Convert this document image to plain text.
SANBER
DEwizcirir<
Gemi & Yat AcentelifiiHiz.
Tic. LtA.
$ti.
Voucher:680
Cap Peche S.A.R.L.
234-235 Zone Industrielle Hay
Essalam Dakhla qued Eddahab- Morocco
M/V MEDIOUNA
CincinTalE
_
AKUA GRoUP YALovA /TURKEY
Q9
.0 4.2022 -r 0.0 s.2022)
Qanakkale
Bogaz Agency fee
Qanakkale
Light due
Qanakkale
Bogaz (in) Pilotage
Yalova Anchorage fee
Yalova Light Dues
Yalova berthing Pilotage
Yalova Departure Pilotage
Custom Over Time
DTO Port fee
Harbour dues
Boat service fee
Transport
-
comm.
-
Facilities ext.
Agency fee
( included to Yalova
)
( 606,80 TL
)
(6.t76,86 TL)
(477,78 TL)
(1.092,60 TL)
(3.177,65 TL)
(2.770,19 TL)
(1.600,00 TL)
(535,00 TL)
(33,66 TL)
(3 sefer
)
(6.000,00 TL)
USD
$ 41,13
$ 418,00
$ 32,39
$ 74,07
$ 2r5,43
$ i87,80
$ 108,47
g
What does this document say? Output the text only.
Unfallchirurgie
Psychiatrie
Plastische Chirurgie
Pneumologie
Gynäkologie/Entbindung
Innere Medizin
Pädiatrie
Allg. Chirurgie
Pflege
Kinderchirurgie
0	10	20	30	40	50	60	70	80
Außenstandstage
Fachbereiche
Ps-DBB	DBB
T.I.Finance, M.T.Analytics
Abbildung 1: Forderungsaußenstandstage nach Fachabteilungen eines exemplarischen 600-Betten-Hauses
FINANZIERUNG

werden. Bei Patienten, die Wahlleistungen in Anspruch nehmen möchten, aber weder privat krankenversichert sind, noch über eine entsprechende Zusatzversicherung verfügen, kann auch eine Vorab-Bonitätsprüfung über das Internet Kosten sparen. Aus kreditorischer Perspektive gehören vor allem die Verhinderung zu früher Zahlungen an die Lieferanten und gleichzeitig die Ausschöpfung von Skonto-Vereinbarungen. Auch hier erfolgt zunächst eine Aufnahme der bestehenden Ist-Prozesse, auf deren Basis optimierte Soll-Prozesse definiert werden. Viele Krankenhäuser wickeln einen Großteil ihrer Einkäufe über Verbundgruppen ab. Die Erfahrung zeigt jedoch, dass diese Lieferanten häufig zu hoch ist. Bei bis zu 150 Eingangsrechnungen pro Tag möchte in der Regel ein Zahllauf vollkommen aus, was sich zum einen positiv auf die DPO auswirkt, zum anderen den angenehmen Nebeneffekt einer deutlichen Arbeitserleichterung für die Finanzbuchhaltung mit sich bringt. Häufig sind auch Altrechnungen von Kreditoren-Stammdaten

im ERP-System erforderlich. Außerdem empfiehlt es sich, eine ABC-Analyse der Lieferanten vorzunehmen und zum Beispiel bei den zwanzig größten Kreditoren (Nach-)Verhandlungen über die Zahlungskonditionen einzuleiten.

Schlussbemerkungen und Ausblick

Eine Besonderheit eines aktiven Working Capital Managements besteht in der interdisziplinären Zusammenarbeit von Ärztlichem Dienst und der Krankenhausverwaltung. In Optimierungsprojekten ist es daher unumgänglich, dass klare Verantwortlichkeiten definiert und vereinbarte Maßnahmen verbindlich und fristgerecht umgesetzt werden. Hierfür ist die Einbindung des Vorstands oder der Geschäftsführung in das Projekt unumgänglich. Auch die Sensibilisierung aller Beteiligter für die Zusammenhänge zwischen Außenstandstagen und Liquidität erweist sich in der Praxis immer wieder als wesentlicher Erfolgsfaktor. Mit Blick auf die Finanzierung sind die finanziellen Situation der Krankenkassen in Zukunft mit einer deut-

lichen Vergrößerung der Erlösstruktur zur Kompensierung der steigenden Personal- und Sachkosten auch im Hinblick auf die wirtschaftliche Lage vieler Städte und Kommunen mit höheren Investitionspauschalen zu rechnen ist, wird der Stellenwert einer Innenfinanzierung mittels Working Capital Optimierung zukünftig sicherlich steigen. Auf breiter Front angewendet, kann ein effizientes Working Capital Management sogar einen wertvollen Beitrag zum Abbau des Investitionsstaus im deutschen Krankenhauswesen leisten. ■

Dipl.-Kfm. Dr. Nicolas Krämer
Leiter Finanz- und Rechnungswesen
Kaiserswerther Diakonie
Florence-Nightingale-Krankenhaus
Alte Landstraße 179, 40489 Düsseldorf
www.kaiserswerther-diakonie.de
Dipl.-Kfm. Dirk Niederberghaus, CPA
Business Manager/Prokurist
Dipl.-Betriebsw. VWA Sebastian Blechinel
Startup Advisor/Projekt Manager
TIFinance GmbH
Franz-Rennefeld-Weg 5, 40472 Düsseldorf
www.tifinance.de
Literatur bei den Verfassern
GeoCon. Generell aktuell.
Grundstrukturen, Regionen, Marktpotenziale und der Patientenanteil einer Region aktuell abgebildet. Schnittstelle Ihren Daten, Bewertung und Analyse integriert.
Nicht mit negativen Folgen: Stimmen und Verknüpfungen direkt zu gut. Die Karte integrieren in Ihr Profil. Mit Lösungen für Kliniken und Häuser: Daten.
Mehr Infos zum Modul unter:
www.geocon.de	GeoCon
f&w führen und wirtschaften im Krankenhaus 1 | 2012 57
- - - - - - -
Each of the records should be retyped exactly.

### Solution to this task
Convert this document image to plain text.
SANBER
DEwizcirir<
Gemi & Yat AcentelifiiHiz.
Tic. LtA.
$ti.
Voucher:680
Cap Peche S.A.R.L.
234-235 Zone Industrielle Hay
Essalam Dakhla qued Eddahab- Morocco
M/V MEDIOUNA
CincinTalE
_
AKUA GRoUP YALovA /TURKEY
Q9
.0 4.2022 -r 0.0 s.2022)
Qanakkale
Bogaz Agency fee
Qanakkale
Light due
Qanakkale
Bogaz (in) Pilotage
Yalova Anchorage fee
Yalova Light Dues
Yalova berthing Pilotage
Yalova Departure Pilotage
Custom Over Time
DTO Port fee
Harbour dues
Boat service fee
Transport
-
comm.
-
Facilities ext.
Agency fee
( included to Yalova
)
( 606,80 TL
)
(6.t76,86 TL)
(477,78 TL)
(1.092,60 TL)
(3.177,65 TL)
(2.770,19 TL)
(1.600,00 TL)
(535,00 TL)
(33,66 TL)
(3 sefer
)
(6.000,00 TL)
USD
$ 41,13
$ 418,00
$ 32,39
$ 74,07
$ 2r5,43
$ i87,80
$ 108,47
g
What does this document say? Output the text only.
Unfallchirurgie
Psychiatrie
Plastische Chirurgie
Pneumologie
Gynäkologie/Entbindung
Innere Medizin
Pädiatrie
Allg. Chirurgie
Pflege
Kinderchirurgie
0	10	20	30	40	50	60	70	80
Außenstandstage
Fachbereiche
Ps-DBB	DBB
T.I.Finance, M.T.Analytics
Abbildung 1: Forderungsaußenstandstage nach Fachabteilungen eines exemplarischen 600-Betten-Hauses
FINANZIERUNG

werden. Bei Patienten, die Wahlleistungen in Anspruch nehmen möchten, aber weder privat krankenversichert sind, noch über eine entsprechende Zusatzversicherung verfügen, kann auch eine Vorab-Bonitätsprüfung über das Internet Kosten sparen. Aus kreditorischer Perspektive gehören vor allem die Verhinderung zu früher Zahlungen an die Lieferanten und gleichzeitig die Ausschöpfung von Skonto-Vereinbarungen. Auch hier erfolgt zunächst eine Aufnahme der bestehenden Ist-Prozesse, auf deren Basis optimierte Soll-Prozesse definiert werden. Viele Krankenhäuser wickeln einen Großteil ihrer Einkäufe über Verbundgruppen ab. Die Erfahrung zeigt jedoch, dass diese Lieferanten häufig zu hoch ist. Bei bis zu 150 Eingangsrechnungen pro Tag möchte in der Regel ein Zahllauf vollkommen aus, was sich zum einen positiv auf die DPO auswirkt, zum anderen den angenehmen Nebeneffekt einer deutlichen Arbeitserleichterung für die Finanzbuchhaltung mit sich bringt. Häufig sind auch Altrechnungen von Kreditoren-Stammdaten

im ERP-System erforderlich. Außerdem empfiehlt es sich, eine ABC-Analyse der Lieferanten vorzunehmen und zum Beispiel bei den zwanzig größten Kreditoren (Nach-)Verhandlungen über die Zahlungskonditionen einzuleiten.

Schlussbemerkungen und Ausblick

Eine Besonderheit eines aktiven Working Capital Managements besteht in der interdisziplinären Zusammenarbeit von Ärztlichem Dienst und der Krankenhausverwaltung. In Optimierungsprojekten ist es daher unumgänglich, dass klare Verantwortlichkeiten definiert und vereinbarte Maßnahmen verbindlich und fristgerecht umgesetzt werden. Hierfür ist die Einbindung des Vorstands oder der Geschäftsführung in das Projekt unumgänglich. Auch die Sensibilisierung aller Beteiligter für die Zusammenhänge zwischen Außenstandstagen und Liquidität erweist sich in der Praxis immer wieder als wesentlicher Erfolgsfaktor. Mit Blick auf die Finanzierung sind die finanziellen Situation der Krankenkassen in Zukunft mit einer deut-

lichen Vergrößerung der Erlösstruktur zur Kompensierung der steigenden Personal- und Sachkosten auch im Hinblick auf die wirtschaftliche Lage vieler Städte und Kommunen mit höheren Investitionspauschalen zu rechnen ist, wird der Stellenwert einer Innenfinanzierung mittels Working Capital Optimierung zukünftig sicherlich steigen. Auf breiter Front angewendet, kann ein effizientes Working Capital Management sogar einen wertvollen Beitrag zum Abbau des Investitionsstaus im deutschen Krankenhauswesen leisten. ■

Dipl.-Kfm. Dr. Nicolas Krämer
Leiter Finanz- und Rechnungswesen
Kaiserswerther Diakonie
Florence-Nightingale-Krankenhaus
Alte Landstraße 179, 40489 Düsseldorf
www.kaiserswerther-diakonie.de
Dipl.-Kfm. Dirk Niederberghaus, CPA
Business Manager/Prokurist
Dipl.-Betriebsw. VWA Sebastian Blechinel
Startup Advisor/Projekt Manager
TIFinance GmbH
Franz-Rennefeld-Weg 5, 40472 Düsseldorf
www.tifinance.de
Literatur bei den Verfassern
GeoCon. Generell aktuell.
Grundstrukturen, Regionen, Marktpotenziale und der Patientenanteil einer Region aktuell abgebildet. Schnittstelle Ihren Daten, Bewertung und Analyse integriert.
Nicht mit negativen Folgen: Stimmen und Verknüpfungen direkt zu gut. Die Karte integrieren in Ihr Profil. Mit Lösungen für Kliniken und Häuser: Daten.
Mehr Infos zum Modul unter:
www.geocon.de	GeoCon
f&w führen und wirtschaften im Krankenhaus 1 | 2012 57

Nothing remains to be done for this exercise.